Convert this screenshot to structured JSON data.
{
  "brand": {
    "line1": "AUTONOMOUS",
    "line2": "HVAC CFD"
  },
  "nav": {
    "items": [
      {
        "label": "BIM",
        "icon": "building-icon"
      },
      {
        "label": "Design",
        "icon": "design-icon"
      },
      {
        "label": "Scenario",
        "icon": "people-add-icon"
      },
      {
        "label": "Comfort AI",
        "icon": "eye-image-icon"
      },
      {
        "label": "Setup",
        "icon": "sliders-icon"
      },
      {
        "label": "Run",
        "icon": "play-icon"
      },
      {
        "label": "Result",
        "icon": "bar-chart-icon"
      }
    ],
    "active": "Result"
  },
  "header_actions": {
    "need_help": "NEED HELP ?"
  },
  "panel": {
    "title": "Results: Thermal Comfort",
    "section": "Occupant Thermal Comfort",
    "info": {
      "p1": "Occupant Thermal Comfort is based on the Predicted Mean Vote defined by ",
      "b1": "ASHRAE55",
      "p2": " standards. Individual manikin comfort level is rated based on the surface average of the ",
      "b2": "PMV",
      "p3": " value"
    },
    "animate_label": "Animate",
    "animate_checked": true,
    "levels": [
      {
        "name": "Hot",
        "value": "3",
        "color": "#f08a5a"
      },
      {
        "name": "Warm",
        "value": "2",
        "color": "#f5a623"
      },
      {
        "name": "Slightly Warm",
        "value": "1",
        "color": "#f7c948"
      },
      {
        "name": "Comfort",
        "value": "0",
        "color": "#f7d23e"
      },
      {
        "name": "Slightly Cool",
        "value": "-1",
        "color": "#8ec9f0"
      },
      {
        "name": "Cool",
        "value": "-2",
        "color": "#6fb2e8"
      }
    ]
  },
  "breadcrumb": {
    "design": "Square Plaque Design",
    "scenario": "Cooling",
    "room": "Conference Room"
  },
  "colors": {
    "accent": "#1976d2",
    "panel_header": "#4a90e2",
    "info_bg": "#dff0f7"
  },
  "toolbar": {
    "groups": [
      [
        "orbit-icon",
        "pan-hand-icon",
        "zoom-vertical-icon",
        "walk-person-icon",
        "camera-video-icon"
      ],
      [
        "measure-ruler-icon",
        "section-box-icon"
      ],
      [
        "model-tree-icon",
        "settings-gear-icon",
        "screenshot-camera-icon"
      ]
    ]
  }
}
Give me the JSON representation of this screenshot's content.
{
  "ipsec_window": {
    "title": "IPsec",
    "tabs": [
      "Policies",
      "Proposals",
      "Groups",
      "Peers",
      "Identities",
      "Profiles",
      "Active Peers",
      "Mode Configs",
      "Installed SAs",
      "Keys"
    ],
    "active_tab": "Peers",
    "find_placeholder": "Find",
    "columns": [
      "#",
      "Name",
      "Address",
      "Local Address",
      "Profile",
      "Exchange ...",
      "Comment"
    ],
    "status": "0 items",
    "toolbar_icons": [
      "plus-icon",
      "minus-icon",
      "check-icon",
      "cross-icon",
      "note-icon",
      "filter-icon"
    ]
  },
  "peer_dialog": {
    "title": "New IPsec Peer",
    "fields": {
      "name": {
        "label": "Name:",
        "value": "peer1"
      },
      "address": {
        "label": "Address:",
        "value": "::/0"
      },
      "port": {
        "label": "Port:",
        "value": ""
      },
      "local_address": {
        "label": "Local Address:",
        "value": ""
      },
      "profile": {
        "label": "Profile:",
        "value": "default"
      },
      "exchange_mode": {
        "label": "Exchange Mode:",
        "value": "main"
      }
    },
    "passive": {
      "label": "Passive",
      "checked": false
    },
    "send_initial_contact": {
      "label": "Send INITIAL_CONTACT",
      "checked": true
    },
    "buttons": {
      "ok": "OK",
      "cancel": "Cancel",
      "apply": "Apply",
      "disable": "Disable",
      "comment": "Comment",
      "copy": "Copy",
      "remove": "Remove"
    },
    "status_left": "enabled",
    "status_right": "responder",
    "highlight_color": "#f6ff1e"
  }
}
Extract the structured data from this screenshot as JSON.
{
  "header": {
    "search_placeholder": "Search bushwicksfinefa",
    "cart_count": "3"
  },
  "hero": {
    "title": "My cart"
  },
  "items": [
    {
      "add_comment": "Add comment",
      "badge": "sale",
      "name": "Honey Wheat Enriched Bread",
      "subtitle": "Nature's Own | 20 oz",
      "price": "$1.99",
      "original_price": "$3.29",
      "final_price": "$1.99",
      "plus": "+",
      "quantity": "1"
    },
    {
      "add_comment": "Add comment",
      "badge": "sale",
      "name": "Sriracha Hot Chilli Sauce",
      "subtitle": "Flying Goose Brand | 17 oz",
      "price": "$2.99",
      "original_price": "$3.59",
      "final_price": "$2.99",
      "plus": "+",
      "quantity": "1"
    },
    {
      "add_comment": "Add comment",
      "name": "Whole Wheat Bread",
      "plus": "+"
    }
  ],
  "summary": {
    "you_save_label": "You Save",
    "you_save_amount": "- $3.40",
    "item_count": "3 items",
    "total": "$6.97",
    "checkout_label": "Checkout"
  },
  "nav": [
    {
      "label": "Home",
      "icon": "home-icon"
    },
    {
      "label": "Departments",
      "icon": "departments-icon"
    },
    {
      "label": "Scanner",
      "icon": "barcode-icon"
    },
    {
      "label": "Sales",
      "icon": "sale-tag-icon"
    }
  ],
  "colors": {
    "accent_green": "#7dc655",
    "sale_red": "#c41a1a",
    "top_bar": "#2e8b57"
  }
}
# # #
● **Problem description**
Gather each line that holds "screenshot".

● **Result of the exercise**
Convert this screenshot to structured JSON data.
        "screenshot-camera-icon"
Give me the JSON representation of this screenshot's content.
Extract the structured data from this screenshot as JSON.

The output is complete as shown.